--- Directions ---
From the entries below, copy out every line with "органами" in it.

[START]

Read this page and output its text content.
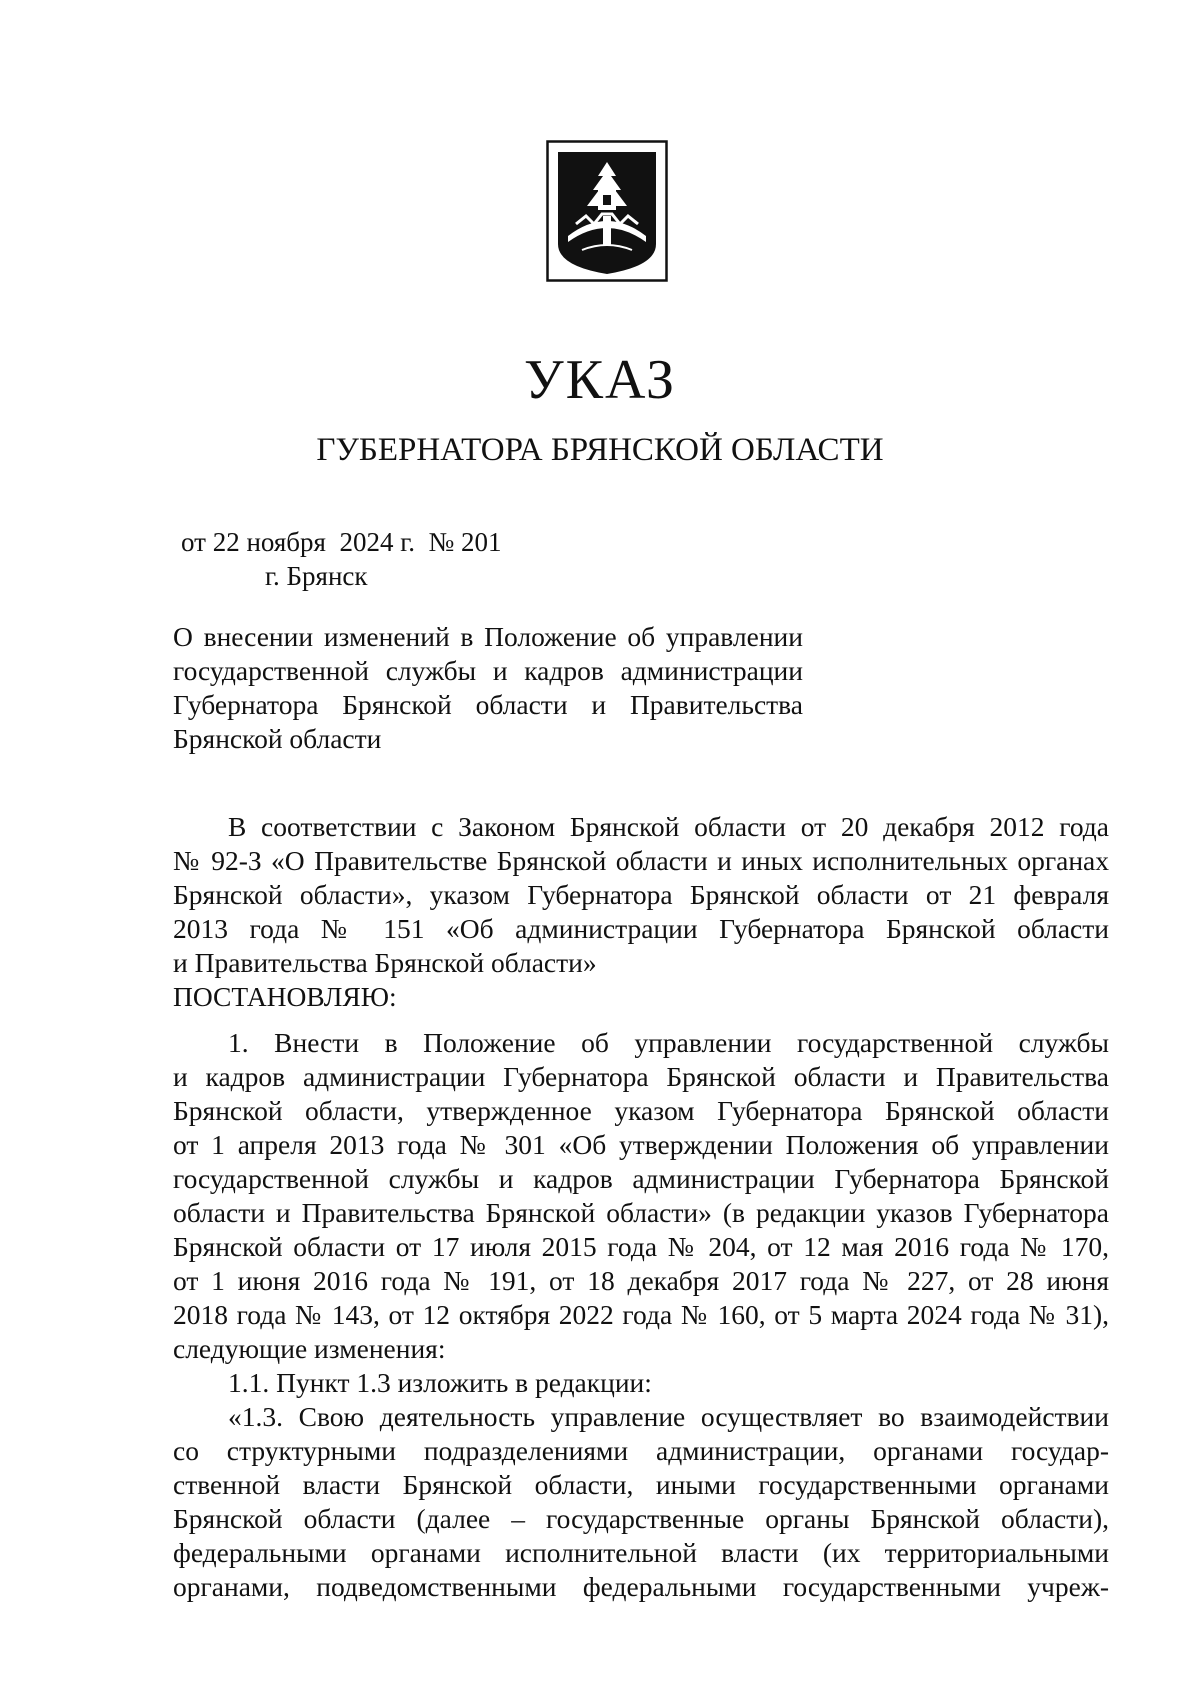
УКАЗ
ГУБЕРНАТОРА БРЯНСКОЙ ОБЛАСТИ
от 22 ноября  2024 г.  № 201
г. Брянск
О внесении изменений в Положение об управлении
государственной службы и кадров администрации
Губернатора Брянской области и Правительства
Брянской области
В соответствии с Законом Брянской области от 20 декабря 2012 года
№ 92-З «О Правительстве Брянской области и иных исполнительных органах
Брянской области», указом Губернатора Брянской области от 21 февраля
2013 года № 151 «Об администрации Губернатора Брянской области
и Правительства Брянской области»
ПОСТАНОВЛЯЮ:
1. Внести в Положение об управлении государственной службы
и кадров администрации Губернатора Брянской области и Правительства
Брянской области, утвержденное указом Губернатора Брянской области
от 1 апреля 2013 года № 301 «Об утверждении Положения об управлении
государственной службы и кадров администрации Губернатора Брянской
области и Правительства Брянской области» (в редакции указов Губернатора
Брянской области от 17 июля 2015 года № 204, от 12 мая 2016 года № 170,
от 1 июня 2016 года № 191, от 18 декабря 2017 года № 227, от 28 июня
2018 года № 143, от 12 октября 2022 года № 160, от 5 марта 2024 года № 31),
следующие изменения:
1.1. Пункт 1.3 изложить в редакции:
«1.3. Свою деятельность управление осуществляет во взаимодействии
со структурными подразделениями администрации, органами государ-
ственной власти Брянской области, иными государственными органами
Брянской области (далее – государственные органы Брянской области),
федеральными органами исполнительной власти (их территориальными
органами, подведомственными федеральными государственными учреж-
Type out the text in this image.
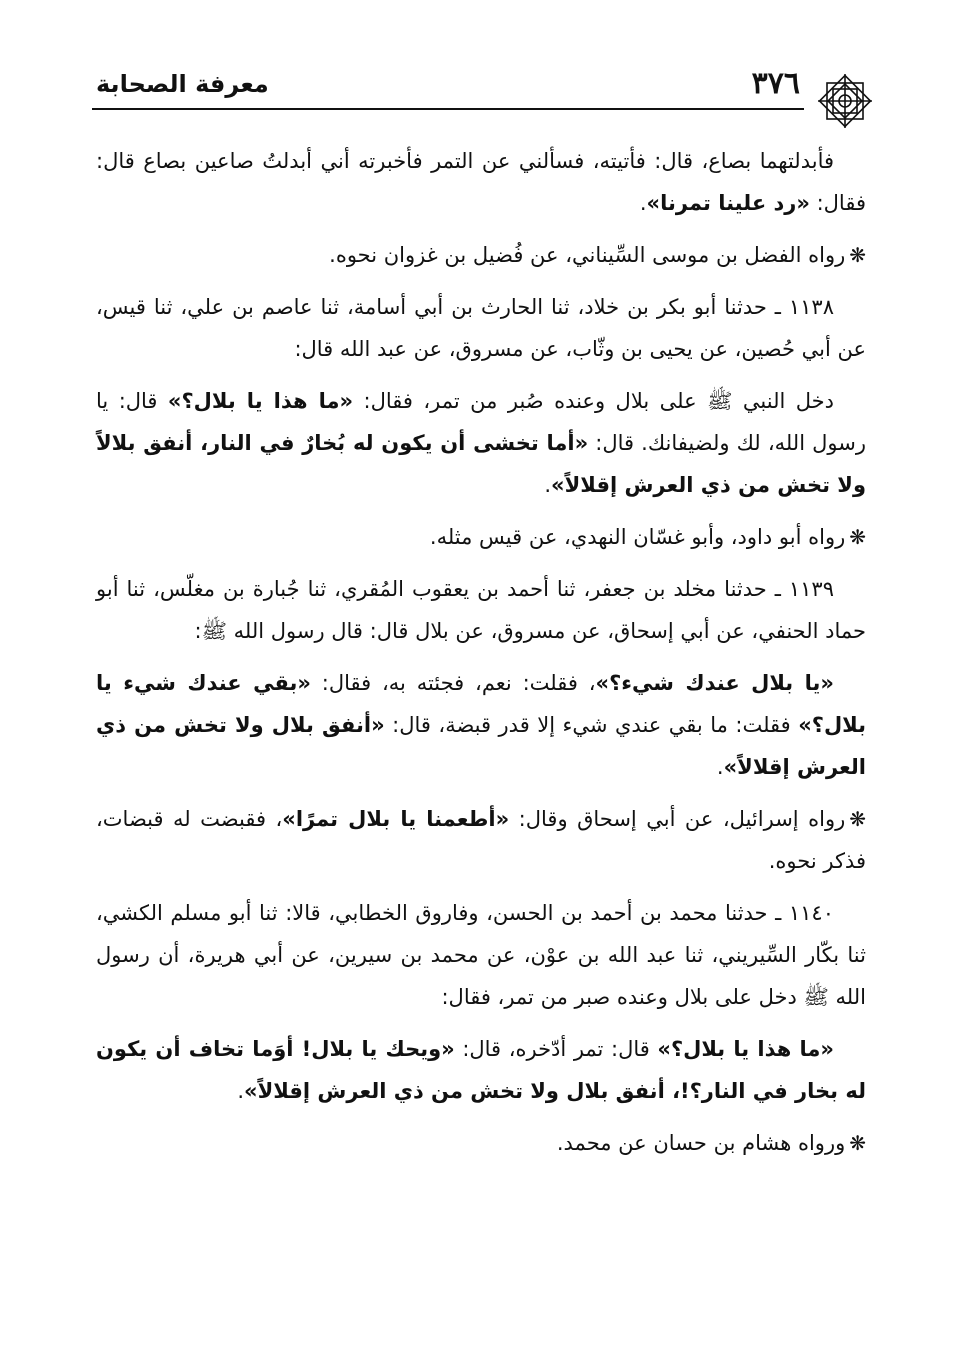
٣٧٦
معرفة الصحابة

فأبدلتهما بصاع، قال: فأتيته، فسألني عن التمر فأخبرته أني أبدلتُ صاعين بصاع قال: فقال: «رد علينا تمرنا».

❋رواه الفضل بن موسى السِّيناني، عن فُضيل بن غزوان نحوه.

١١٣٨ ـ حدثنا أبو بكر بن خلاد، ثنا الحارث بن أبي أسامة، ثنا عاصم بن علي، ثنا قيس، عن أبي حُصين، عن يحيى بن وثّاب، عن مسروق، عن عبد الله قال:

دخل النبي ﷺ على بلال وعنده صُبر من تمر، فقال: «ما هذا يا بلال؟» قال: يا رسول الله، لك ولضيفانك. قال: «أما تخشى أن يكون له بُخارٌ في النار، أنفق بلالاً ولا تخش من ذي العرش إقلالاً».

❋رواه أبو داود، وأبو غسّان النهدي، عن قيس مثله.

١١٣٩ ـ حدثنا مخلد بن جعفر، ثنا أحمد بن يعقوب المُقري، ثنا جُبارة بن مغلّس، ثنا أبو حماد الحنفي، عن أبي إسحاق، عن مسروق، عن بلال قال: قال رسول الله ﷺ:

«يا بلال عندك شيء؟»، فقلت: نعم، فجئته به، فقال: «بقي عندك شيء يا بلال؟» فقلت: ما بقي عندي شيء إلا قدر قبضة، قال: «أنفق بلال ولا تخش من ذي العرش إقلالاً».

❋رواه إسرائيل، عن أبي إسحاق وقال: «أطعمنا يا بلال تمرًا»، فقبضت له قبضات، فذكر نحوه.

١١٤٠ ـ حدثنا محمد بن أحمد بن الحسن، وفاروق الخطابي، قالا: ثنا أبو مسلم الكشي، ثنا بكّار السِّيريني، ثنا عبد الله بن عوْن، عن محمد بن سيرين، عن أبي هريرة، أن رسول الله ﷺ دخل على بلال وعنده صبر من تمر، فقال:

«ما هذا يا بلال؟» قال: تمر أدّخره، قال: «ويحك يا بلال! أوَما تخاف أن يكون له بخار في النار؟!، أنفق بلال ولا تخش من ذي العرش إقلالاً».

❋ورواه هشام بن حسان عن محمد.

[END]

--- Task answer ---
со структурными подразделениями администрации, органами государ-
ственной власти Брянской области, иными государственными органами
федеральными органами исполнительной власти (их территориальными
органами, подведомственными федеральными государственными учреж-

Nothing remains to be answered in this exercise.